Start of EXTRACTED MATERIAL

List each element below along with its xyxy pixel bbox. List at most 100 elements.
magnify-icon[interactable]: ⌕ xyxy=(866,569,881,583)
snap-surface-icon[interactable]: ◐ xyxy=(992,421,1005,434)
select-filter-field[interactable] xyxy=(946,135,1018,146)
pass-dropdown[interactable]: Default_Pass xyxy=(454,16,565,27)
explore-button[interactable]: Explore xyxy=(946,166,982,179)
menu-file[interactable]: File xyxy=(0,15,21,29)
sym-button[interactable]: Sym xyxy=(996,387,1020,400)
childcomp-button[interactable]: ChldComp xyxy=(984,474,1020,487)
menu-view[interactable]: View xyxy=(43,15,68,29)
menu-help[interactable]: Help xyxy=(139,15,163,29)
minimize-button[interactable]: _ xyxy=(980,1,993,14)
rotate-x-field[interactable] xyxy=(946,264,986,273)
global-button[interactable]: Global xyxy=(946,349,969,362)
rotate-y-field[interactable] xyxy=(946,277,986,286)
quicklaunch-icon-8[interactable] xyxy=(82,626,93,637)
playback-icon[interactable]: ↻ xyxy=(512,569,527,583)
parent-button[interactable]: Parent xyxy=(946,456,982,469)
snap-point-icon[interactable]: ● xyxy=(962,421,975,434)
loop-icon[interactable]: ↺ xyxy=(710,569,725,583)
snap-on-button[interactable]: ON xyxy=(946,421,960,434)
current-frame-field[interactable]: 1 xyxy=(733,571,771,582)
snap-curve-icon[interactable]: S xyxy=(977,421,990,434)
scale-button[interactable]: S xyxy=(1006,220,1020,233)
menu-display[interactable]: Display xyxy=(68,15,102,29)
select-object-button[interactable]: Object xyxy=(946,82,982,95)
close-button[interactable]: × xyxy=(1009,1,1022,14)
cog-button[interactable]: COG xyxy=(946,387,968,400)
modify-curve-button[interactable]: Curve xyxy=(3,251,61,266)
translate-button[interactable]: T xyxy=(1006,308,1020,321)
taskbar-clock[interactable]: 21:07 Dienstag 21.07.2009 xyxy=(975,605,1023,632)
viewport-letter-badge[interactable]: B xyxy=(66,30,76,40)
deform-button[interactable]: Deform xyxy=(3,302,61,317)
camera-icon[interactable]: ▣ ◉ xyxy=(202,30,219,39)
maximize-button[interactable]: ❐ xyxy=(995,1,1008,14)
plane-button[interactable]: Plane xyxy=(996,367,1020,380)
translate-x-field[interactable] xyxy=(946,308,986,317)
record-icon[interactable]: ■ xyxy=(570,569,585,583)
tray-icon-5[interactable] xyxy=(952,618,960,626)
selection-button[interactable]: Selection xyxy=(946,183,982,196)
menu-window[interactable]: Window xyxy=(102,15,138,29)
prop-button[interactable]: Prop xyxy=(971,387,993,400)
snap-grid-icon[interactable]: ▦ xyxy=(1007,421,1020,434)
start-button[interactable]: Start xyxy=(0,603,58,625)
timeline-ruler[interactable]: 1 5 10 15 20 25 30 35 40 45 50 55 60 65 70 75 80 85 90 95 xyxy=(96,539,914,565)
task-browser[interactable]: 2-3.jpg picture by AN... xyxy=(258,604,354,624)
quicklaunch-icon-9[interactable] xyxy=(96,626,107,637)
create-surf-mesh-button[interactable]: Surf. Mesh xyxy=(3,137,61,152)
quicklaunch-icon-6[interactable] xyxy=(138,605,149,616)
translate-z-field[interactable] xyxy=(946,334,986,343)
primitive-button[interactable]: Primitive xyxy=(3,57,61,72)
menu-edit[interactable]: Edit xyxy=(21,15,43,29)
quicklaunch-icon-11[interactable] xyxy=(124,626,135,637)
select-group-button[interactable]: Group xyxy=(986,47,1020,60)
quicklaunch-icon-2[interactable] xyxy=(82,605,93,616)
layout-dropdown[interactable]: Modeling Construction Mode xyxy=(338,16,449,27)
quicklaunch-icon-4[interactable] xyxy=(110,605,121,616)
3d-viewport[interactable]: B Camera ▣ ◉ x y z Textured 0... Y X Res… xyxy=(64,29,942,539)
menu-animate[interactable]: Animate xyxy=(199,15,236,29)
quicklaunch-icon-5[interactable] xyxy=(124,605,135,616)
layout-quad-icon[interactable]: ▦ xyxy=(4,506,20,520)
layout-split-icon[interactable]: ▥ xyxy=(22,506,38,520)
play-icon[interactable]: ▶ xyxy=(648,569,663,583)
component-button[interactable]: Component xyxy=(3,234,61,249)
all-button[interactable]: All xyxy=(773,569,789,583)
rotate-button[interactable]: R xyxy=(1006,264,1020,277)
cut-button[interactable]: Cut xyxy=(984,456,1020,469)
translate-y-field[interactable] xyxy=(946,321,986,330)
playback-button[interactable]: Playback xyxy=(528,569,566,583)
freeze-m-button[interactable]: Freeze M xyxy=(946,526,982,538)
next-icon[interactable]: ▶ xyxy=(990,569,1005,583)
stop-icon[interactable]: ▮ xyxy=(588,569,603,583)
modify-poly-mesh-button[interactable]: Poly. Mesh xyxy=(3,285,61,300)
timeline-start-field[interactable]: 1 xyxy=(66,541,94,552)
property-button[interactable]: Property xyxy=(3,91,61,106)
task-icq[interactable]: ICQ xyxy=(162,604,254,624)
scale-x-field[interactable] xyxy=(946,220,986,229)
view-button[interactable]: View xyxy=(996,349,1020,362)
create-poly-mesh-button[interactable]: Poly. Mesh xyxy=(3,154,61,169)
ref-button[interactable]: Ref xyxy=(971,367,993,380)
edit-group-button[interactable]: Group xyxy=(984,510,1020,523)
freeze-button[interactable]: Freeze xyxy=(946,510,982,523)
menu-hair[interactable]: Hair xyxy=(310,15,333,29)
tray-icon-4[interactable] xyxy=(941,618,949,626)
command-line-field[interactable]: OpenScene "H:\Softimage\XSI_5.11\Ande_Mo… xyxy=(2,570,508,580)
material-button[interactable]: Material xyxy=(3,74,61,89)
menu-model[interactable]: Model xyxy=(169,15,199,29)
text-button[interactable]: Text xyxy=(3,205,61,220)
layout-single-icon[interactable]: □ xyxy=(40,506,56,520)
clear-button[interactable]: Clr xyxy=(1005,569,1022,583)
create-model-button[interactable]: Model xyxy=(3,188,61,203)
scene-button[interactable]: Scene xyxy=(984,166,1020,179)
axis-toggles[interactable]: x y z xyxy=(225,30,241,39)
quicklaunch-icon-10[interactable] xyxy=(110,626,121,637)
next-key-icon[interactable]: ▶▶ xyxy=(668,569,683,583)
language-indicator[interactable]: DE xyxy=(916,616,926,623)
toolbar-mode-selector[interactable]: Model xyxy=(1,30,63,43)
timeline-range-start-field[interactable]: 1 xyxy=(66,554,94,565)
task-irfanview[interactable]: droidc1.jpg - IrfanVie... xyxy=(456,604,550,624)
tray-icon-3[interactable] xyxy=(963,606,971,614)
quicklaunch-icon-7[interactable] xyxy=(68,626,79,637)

End of EXTRACTED MATERIAL

◆ REQUIREMENTS
Copy the rows above in full, changing "Dienstag" to "Tuesday" and leaving everything else as it is.

◆ FULL ANSWER
List each element below along with its xyxy pixel bbox. List at most 100 elements.
magnify-icon[interactable]: ⌕ xyxy=(866,569,881,583)
snap-surface-icon[interactable]: ◐ xyxy=(992,421,1005,434)
select-filter-field[interactable] xyxy=(946,135,1018,146)
pass-dropdown[interactable]: Default_Pass xyxy=(454,16,565,27)
explore-button[interactable]: Explore xyxy=(946,166,982,179)
menu-file[interactable]: File xyxy=(0,15,21,29)
sym-button[interactable]: Sym xyxy=(996,387,1020,400)
childcomp-button[interactable]: ChldComp xyxy=(984,474,1020,487)
menu-view[interactable]: View xyxy=(43,15,68,29)
menu-help[interactable]: Help xyxy=(139,15,163,29)
minimize-button[interactable]: _ xyxy=(980,1,993,14)
rotate-x-field[interactable] xyxy=(946,264,986,273)
global-button[interactable]: Global xyxy=(946,349,969,362)
rotate-y-field[interactable] xyxy=(946,277,986,286)
quicklaunch-icon-8[interactable] xyxy=(82,626,93,637)
playback-icon[interactable]: ↻ xyxy=(512,569,527,583)
parent-button[interactable]: Parent xyxy=(946,456,982,469)
snap-point-icon[interactable]: ● xyxy=(962,421,975,434)
loop-icon[interactable]: ↺ xyxy=(710,569,725,583)
snap-on-button[interactable]: ON xyxy=(946,421,960,434)
current-frame-field[interactable]: 1 xyxy=(733,571,771,582)
snap-curve-icon[interactable]: S xyxy=(977,421,990,434)
scale-button[interactable]: S xyxy=(1006,220,1020,233)
menu-display[interactable]: Display xyxy=(68,15,102,29)
select-object-button[interactable]: Object xyxy=(946,82,982,95)
close-button[interactable]: × xyxy=(1009,1,1022,14)
cog-button[interactable]: COG xyxy=(946,387,968,400)
modify-curve-button[interactable]: Curve xyxy=(3,251,61,266)
translate-button[interactable]: T xyxy=(1006,308,1020,321)
taskbar-clock[interactable]: 21:07 Tuesday 21.07.2009 xyxy=(975,605,1023,632)
viewport-letter-badge[interactable]: B xyxy=(66,30,76,40)
deform-button[interactable]: Deform xyxy=(3,302,61,317)
camera-icon[interactable]: ▣ ◉ xyxy=(202,30,219,39)
maximize-button[interactable]: ❐ xyxy=(995,1,1008,14)
plane-button[interactable]: Plane xyxy=(996,367,1020,380)
translate-x-field[interactable] xyxy=(946,308,986,317)
record-icon[interactable]: ■ xyxy=(570,569,585,583)
tray-icon-5[interactable] xyxy=(952,618,960,626)
selection-button[interactable]: Selection xyxy=(946,183,982,196)
menu-window[interactable]: Window xyxy=(102,15,138,29)
prop-button[interactable]: Prop xyxy=(971,387,993,400)
snap-grid-icon[interactable]: ▦ xyxy=(1007,421,1020,434)
start-button[interactable]: Start xyxy=(0,603,58,625)
timeline-ruler[interactable]: 1 5 10 15 20 25 30 35 40 45 50 55 60 65 70 75 80 85 90 95 xyxy=(96,539,914,565)
task-browser[interactable]: 2-3.jpg picture by AN... xyxy=(258,604,354,624)
quicklaunch-icon-9[interactable] xyxy=(96,626,107,637)
create-surf-mesh-button[interactable]: Surf. Mesh xyxy=(3,137,61,152)
quicklaunch-icon-6[interactable] xyxy=(138,605,149,616)
translate-z-field[interactable] xyxy=(946,334,986,343)
primitive-button[interactable]: Primitive xyxy=(3,57,61,72)
menu-edit[interactable]: Edit xyxy=(21,15,43,29)
quicklaunch-icon-11[interactable] xyxy=(124,626,135,637)
select-group-button[interactable]: Group xyxy=(986,47,1020,60)
quicklaunch-icon-2[interactable] xyxy=(82,605,93,616)
layout-dropdown[interactable]: Modeling Construction Mode xyxy=(338,16,449,27)
quicklaunch-icon-4[interactable] xyxy=(110,605,121,616)
3d-viewport[interactable]: B Camera ▣ ◉ x y z Textured 0... Y X Res… xyxy=(64,29,942,539)
menu-animate[interactable]: Animate xyxy=(199,15,236,29)
quicklaunch-icon-5[interactable] xyxy=(124,605,135,616)
layout-quad-icon[interactable]: ▦ xyxy=(4,506,20,520)
layout-split-icon[interactable]: ▥ xyxy=(22,506,38,520)
play-icon[interactable]: ▶ xyxy=(648,569,663,583)
component-button[interactable]: Component xyxy=(3,234,61,249)
all-button[interactable]: All xyxy=(773,569,789,583)
rotate-button[interactable]: R xyxy=(1006,264,1020,277)
cut-button[interactable]: Cut xyxy=(984,456,1020,469)
translate-y-field[interactable] xyxy=(946,321,986,330)
playback-button[interactable]: Playback xyxy=(528,569,566,583)
freeze-m-button[interactable]: Freeze M xyxy=(946,526,982,538)
next-icon[interactable]: ▶ xyxy=(990,569,1005,583)
stop-icon[interactable]: ▮ xyxy=(588,569,603,583)
modify-poly-mesh-button[interactable]: Poly. Mesh xyxy=(3,285,61,300)
timeline-start-field[interactable]: 1 xyxy=(66,541,94,552)
property-button[interactable]: Property xyxy=(3,91,61,106)
task-icq[interactable]: ICQ xyxy=(162,604,254,624)
scale-x-field[interactable] xyxy=(946,220,986,229)
view-button[interactable]: View xyxy=(996,349,1020,362)
create-poly-mesh-button[interactable]: Poly. Mesh xyxy=(3,154,61,169)
ref-button[interactable]: Ref xyxy=(971,367,993,380)
edit-group-button[interactable]: Group xyxy=(984,510,1020,523)
freeze-button[interactable]: Freeze xyxy=(946,510,982,523)
menu-hair[interactable]: Hair xyxy=(310,15,333,29)
tray-icon-4[interactable] xyxy=(941,618,949,626)
command-line-field[interactable]: OpenScene "H:\Softimage\XSI_5.11\Ande_Mo… xyxy=(2,570,508,580)
material-button[interactable]: Material xyxy=(3,74,61,89)
menu-model[interactable]: Model xyxy=(169,15,199,29)
text-button[interactable]: Text xyxy=(3,205,61,220)
layout-single-icon[interactable]: □ xyxy=(40,506,56,520)
clear-button[interactable]: Clr xyxy=(1005,569,1022,583)
create-model-button[interactable]: Model xyxy=(3,188,61,203)
scene-button[interactable]: Scene xyxy=(984,166,1020,179)
axis-toggles[interactable]: x y z xyxy=(225,30,241,39)
quicklaunch-icon-10[interactable] xyxy=(110,626,121,637)
next-key-icon[interactable]: ▶▶ xyxy=(668,569,683,583)
language-indicator[interactable]: DE xyxy=(916,616,926,623)
toolbar-mode-selector[interactable]: Model xyxy=(1,30,63,43)
timeline-range-start-field[interactable]: 1 xyxy=(66,554,94,565)
task-irfanview[interactable]: droidc1.jpg - IrfanVie... xyxy=(456,604,550,624)
tray-icon-3[interactable] xyxy=(963,606,971,614)
quicklaunch-icon-7[interactable] xyxy=(68,626,79,637)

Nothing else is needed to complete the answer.